[Part of a data file]
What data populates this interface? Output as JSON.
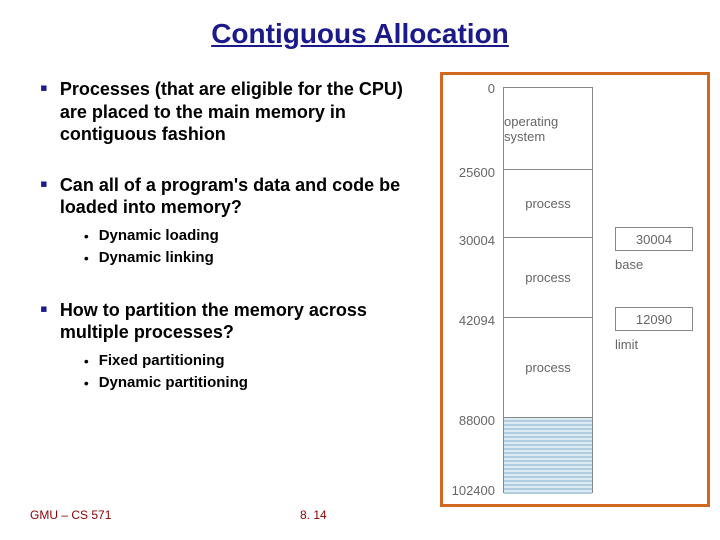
{
  "title": "Contiguous Allocation",
  "bullets": {
    "b1": "Processes (that are eligible for the CPU) are placed to the main memory in contiguous fashion",
    "b2": "Can all of a program's data and code be loaded into memory?",
    "b2s1": "Dynamic loading",
    "b2s2": "Dynamic linking",
    "b3": "How to partition the memory across multiple processes?",
    "b3s1": "Fixed partitioning",
    "b3s2": "Dynamic partitioning"
  },
  "footer": {
    "left": "GMU – CS 571",
    "center": "8. 14"
  },
  "diagram": {
    "addresses": [
      "0",
      "25600",
      "30004",
      "42094",
      "88000",
      "102400"
    ],
    "segments": {
      "os": "operating system",
      "proc": "process"
    },
    "side": {
      "base_val": "30004",
      "base_lbl": "base",
      "limit_val": "12090",
      "limit_lbl": "limit"
    }
  }
}
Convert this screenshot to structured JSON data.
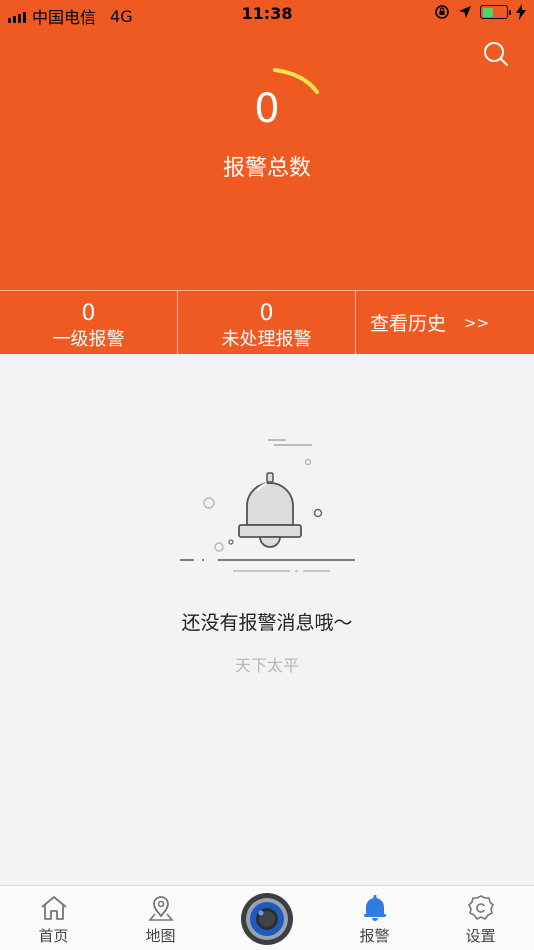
{
  "status_bar": {
    "carrier": "中国电信",
    "network": "4G",
    "time": "11:38"
  },
  "header": {
    "total_count": "0",
    "total_label": "报警总数"
  },
  "stats": [
    {
      "value": "0",
      "label": "一级报警"
    },
    {
      "value": "0",
      "label": "未处理报警"
    }
  ],
  "history_link": {
    "label": "查看历史",
    "arrow": ">>"
  },
  "empty_state": {
    "title": "还没有报警消息哦～",
    "subtitle": "天下太平"
  },
  "tabs": [
    {
      "label": "首页",
      "icon": "home-icon"
    },
    {
      "label": "地图",
      "icon": "map-pin-icon"
    },
    {
      "label": "报警",
      "icon": "bell-icon"
    },
    {
      "label": "设置",
      "icon": "settings-icon"
    }
  ],
  "colors": {
    "accent": "#ef5a22",
    "tab_active": "#2f7de1",
    "background": "#f2f3f5"
  }
}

Exercise objective:
Of all the lines in the material above, how many contain the word "this"? Give only the count.

Written response:
2